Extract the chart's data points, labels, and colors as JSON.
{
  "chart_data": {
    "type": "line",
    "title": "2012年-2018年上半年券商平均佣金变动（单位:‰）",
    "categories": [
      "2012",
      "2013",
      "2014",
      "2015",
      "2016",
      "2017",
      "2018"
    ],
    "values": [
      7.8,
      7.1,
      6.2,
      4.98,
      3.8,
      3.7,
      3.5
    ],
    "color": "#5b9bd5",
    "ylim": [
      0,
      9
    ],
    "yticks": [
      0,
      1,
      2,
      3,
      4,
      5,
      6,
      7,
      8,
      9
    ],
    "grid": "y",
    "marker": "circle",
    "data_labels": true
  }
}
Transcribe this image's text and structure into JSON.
——
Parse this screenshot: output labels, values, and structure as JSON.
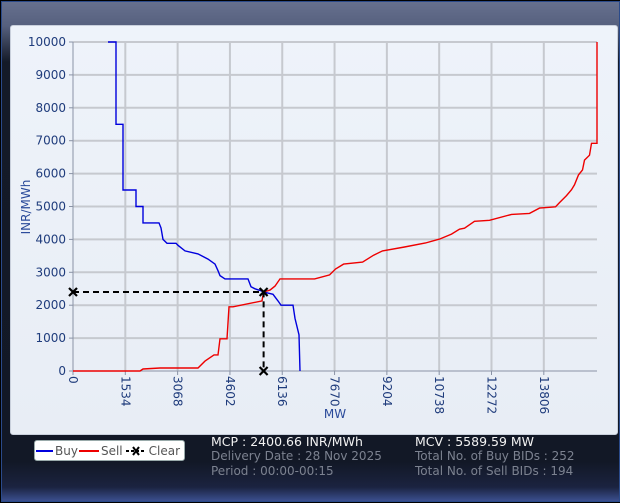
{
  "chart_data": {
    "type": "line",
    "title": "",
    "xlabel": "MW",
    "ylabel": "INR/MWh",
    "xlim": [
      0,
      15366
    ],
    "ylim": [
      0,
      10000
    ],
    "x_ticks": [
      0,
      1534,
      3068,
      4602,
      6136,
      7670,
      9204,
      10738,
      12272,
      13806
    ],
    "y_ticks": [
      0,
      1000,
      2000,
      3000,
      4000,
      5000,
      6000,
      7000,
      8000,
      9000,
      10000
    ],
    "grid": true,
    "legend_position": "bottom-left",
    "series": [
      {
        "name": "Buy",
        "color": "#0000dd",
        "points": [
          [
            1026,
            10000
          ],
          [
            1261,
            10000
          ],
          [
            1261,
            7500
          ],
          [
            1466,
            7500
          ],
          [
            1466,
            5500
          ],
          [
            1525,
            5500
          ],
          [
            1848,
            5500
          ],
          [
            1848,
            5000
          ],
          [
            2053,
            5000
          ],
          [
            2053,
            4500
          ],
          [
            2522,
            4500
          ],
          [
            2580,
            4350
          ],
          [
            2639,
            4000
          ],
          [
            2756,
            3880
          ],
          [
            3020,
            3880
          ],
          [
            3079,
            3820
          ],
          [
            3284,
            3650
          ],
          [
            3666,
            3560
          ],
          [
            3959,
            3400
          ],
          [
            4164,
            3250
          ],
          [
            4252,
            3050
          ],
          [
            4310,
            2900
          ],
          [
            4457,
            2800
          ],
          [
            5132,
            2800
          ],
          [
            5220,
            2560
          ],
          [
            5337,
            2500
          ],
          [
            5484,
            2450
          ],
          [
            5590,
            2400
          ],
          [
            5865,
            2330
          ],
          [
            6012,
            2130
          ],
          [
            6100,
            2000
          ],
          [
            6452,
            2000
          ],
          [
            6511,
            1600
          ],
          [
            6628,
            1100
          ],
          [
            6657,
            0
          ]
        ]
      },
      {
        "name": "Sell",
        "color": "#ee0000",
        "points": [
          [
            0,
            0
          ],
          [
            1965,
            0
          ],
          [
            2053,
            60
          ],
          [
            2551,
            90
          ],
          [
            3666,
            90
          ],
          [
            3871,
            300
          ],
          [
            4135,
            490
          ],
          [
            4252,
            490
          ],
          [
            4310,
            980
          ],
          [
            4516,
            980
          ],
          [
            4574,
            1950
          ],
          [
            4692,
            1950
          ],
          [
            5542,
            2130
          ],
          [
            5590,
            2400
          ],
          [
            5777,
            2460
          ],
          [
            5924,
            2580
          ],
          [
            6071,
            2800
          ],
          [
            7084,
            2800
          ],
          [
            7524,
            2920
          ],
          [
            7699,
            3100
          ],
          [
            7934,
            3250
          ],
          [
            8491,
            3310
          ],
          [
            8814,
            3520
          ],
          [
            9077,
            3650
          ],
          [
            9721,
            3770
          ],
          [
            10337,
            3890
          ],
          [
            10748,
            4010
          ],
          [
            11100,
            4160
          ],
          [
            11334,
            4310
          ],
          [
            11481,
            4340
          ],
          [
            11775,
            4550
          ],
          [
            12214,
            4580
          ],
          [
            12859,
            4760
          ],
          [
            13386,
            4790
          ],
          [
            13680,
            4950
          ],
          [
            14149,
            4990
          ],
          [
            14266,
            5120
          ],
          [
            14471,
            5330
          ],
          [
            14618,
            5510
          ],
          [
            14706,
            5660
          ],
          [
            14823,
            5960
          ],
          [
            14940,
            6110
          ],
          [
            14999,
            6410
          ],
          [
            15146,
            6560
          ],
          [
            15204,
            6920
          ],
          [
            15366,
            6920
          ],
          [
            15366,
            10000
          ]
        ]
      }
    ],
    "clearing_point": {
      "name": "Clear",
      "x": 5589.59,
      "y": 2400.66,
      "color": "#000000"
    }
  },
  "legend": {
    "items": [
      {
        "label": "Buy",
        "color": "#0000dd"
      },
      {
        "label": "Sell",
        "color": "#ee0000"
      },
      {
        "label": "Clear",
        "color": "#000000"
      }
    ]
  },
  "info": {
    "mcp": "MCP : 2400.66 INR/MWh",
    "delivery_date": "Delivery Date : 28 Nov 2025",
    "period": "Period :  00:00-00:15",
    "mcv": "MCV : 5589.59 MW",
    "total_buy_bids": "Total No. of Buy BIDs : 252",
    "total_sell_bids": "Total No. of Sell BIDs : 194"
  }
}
——
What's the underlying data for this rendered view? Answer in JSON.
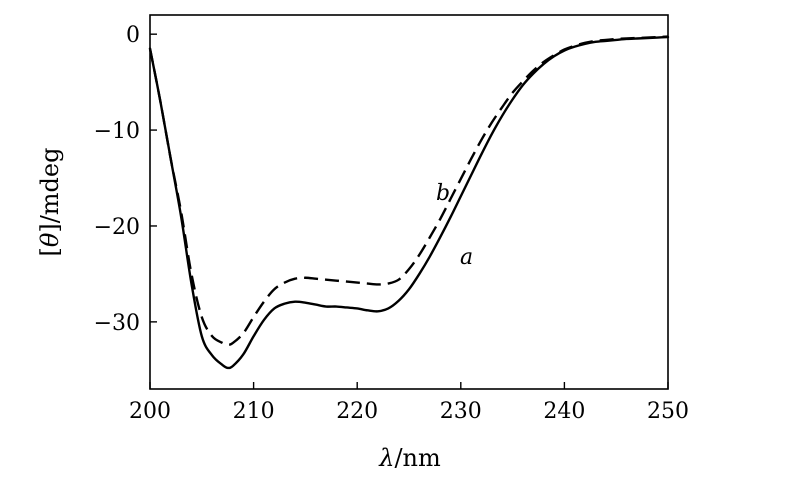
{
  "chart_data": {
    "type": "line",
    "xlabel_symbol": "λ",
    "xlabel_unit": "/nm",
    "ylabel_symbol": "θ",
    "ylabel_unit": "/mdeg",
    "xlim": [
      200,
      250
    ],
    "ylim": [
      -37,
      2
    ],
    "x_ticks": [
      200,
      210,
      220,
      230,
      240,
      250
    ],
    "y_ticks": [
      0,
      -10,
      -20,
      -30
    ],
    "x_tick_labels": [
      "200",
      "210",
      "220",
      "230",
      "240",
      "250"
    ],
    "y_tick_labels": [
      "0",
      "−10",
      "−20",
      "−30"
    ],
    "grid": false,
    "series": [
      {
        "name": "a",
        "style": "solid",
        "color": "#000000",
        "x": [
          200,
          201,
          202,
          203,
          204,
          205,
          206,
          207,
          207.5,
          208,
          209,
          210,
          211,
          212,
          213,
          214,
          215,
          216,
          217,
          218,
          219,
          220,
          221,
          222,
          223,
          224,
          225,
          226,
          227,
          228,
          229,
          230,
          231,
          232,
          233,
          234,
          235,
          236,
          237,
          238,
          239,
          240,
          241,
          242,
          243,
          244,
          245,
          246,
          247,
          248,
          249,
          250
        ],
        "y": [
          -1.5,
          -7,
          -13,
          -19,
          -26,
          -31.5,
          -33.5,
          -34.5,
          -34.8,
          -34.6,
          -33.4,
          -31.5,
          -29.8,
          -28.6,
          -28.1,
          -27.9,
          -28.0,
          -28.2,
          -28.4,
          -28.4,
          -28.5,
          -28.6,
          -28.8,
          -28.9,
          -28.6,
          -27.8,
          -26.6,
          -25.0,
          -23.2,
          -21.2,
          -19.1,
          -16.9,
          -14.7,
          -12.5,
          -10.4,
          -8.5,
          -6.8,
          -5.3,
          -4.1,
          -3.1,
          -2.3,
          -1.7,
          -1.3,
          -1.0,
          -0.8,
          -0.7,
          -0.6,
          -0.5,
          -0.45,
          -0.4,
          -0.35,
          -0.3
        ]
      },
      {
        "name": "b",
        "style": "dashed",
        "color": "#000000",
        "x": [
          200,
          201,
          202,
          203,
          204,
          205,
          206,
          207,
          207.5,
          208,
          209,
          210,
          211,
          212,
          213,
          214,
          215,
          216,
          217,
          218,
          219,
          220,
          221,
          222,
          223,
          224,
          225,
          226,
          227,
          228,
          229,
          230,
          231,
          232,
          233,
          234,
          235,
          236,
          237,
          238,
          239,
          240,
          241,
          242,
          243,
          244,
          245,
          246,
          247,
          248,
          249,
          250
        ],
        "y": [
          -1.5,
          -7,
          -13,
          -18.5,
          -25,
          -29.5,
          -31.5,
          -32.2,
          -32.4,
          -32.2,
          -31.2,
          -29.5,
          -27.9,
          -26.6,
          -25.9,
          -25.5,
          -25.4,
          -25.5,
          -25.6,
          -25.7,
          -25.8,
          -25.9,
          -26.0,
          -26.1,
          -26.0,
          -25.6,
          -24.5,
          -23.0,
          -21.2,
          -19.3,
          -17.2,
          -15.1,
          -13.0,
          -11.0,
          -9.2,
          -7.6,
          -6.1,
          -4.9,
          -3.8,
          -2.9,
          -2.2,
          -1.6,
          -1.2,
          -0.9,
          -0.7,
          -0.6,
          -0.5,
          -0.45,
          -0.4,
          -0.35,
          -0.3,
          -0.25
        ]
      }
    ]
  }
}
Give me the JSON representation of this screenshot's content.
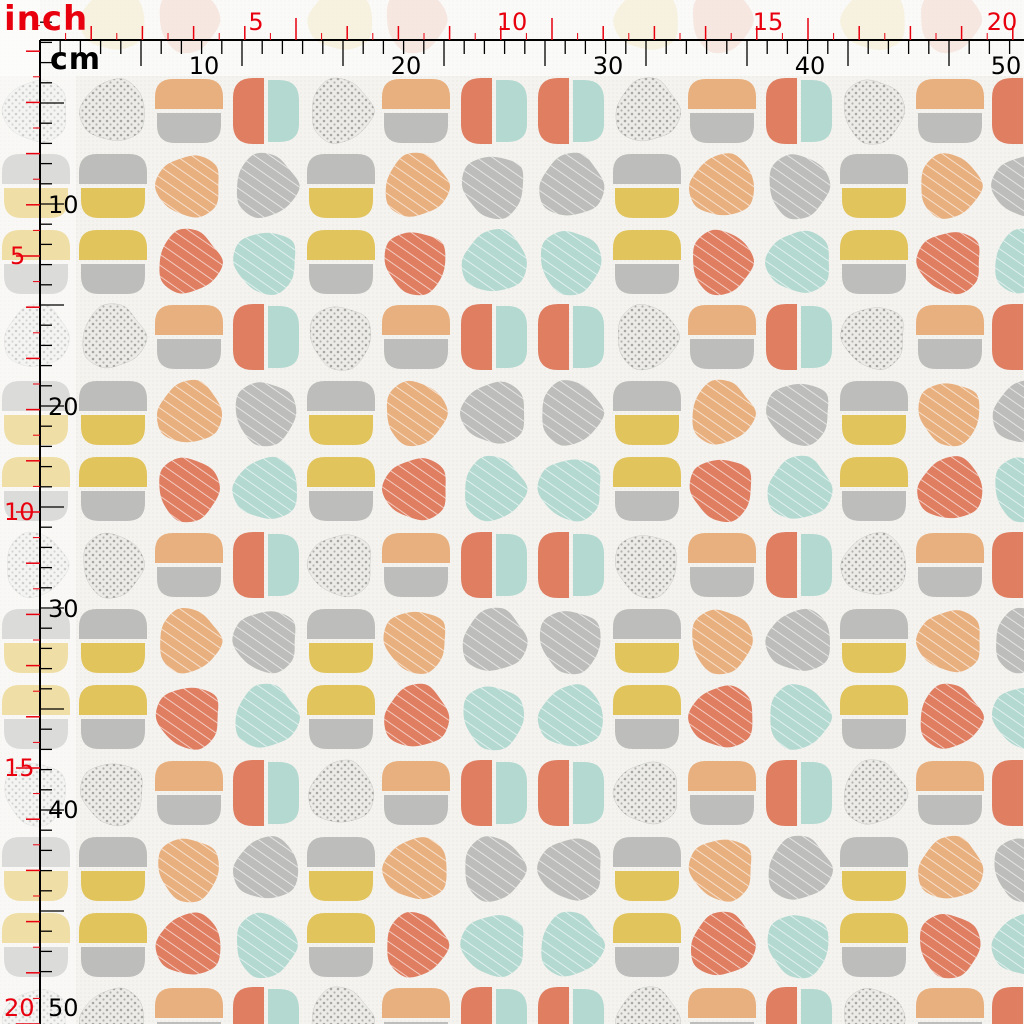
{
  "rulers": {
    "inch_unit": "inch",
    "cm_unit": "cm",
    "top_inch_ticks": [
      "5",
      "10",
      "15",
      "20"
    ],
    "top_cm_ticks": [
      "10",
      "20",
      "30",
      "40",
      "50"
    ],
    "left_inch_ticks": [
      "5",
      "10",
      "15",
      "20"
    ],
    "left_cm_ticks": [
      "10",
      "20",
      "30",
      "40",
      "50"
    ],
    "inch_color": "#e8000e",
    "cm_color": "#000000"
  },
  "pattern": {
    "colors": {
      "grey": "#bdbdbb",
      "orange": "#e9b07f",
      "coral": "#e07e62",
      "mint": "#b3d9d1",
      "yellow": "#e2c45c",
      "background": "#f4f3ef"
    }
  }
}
——
• [GIVEN PROBLEM] Transcribe exactly, and only, the lines beginning at the line containing "Extract the chart's" and ending at the line containing "Transcribe this image's", both inclusive.

• [ANSWER TO THIS TASK]
Extract the chart's data points, labels, and colors as JSON.
{
  "chart_data": {
    "type": "line",
    "title": "2012年-2018年上半年券商平均佣金变动（单位:‰）",
    "categories": [
      "2012",
      "2013",
      "2014",
      "2015",
      "2016",
      "2017",
      "2018"
    ],
    "values": [
      7.8,
      7.1,
      6.2,
      4.98,
      3.8,
      3.7,
      3.5
    ],
    "color": "#5b9bd5",
    "ylim": [
      0,
      9
    ],
    "yticks": [
      0,
      1,
      2,
      3,
      4,
      5,
      6,
      7,
      8,
      9
    ],
    "grid": "y",
    "marker": "circle",
    "data_labels": true
  }
}
Transcribe this image's text and structure into JSON.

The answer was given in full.